**What needs to be done**:
Look through the lines of the material and count those containing "from". Give that count alone.

Extracted data entries
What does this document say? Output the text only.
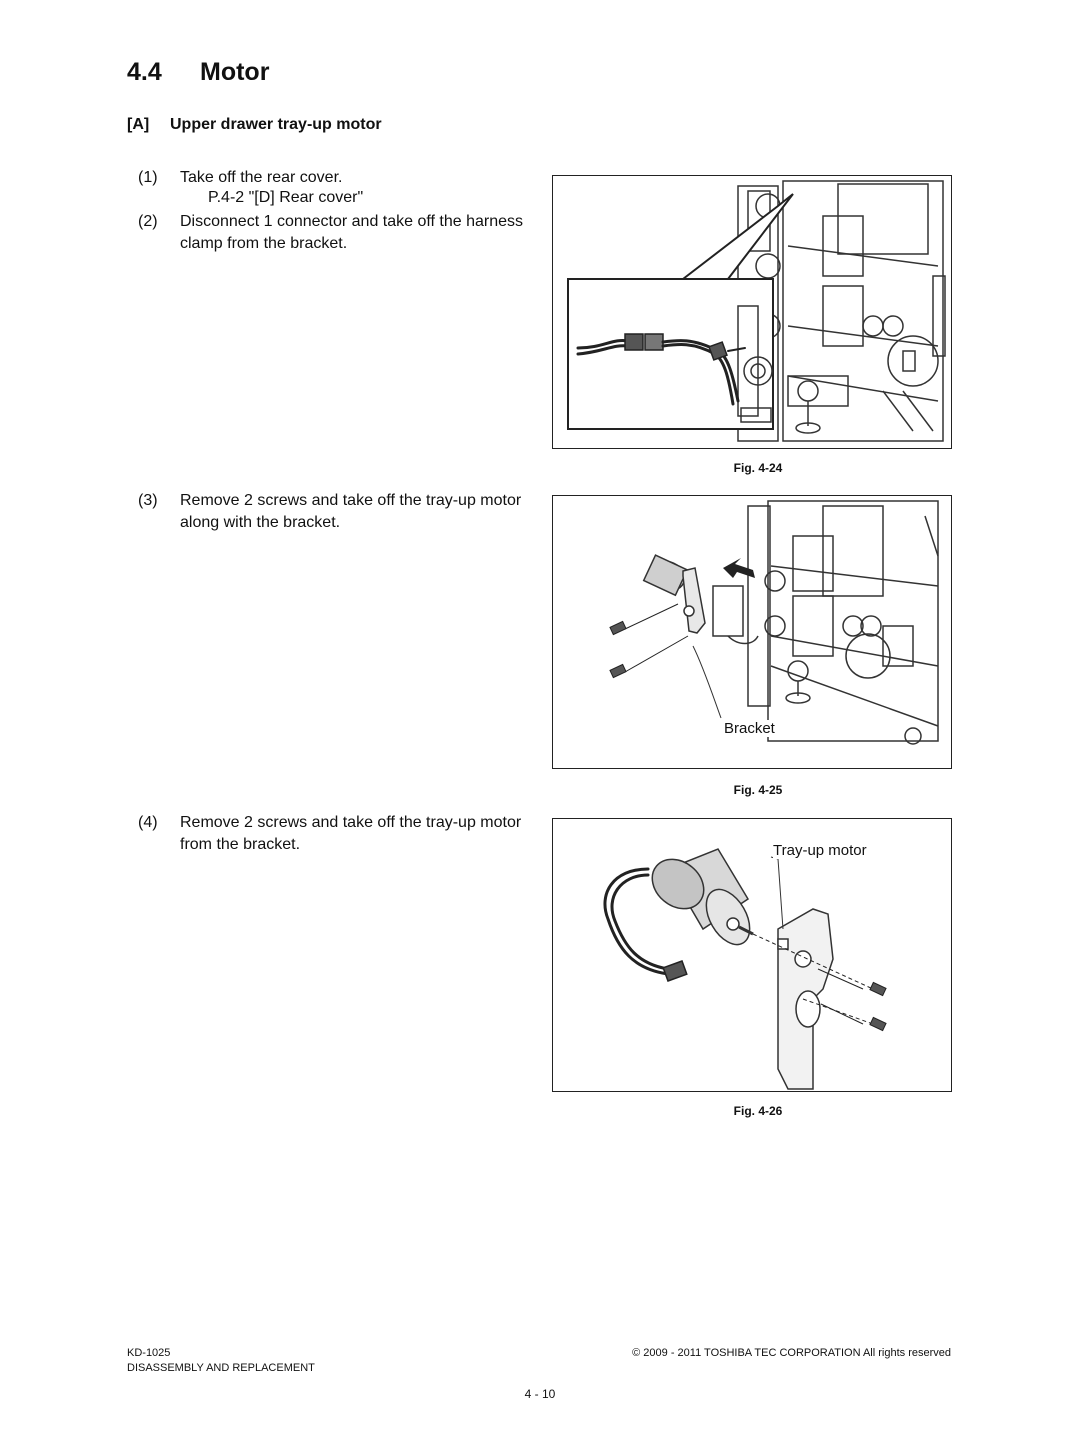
4.4 Motor
[A] Upper drawer tray-up motor
(1) Take off the rear cover.
P.4-2 "[D] Rear cover"
(2) Disconnect 1 connector and take off the harness clamp from the bracket.
(3) Remove 2 screws and take off the tray-up motor along with the bracket.
(4) Remove 2 screws and take off the tray-up motor from the bracket.
Fig. 4-24
Bracket
Fig. 4-25
Tray-up motor
Fig. 4-26
KD-1025
DISASSEMBLY AND REPLACEMENT
© 2009 - 2011 TOSHIBA TEC CORPORATION All rights reserved
4 - 10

**Task answer**:
2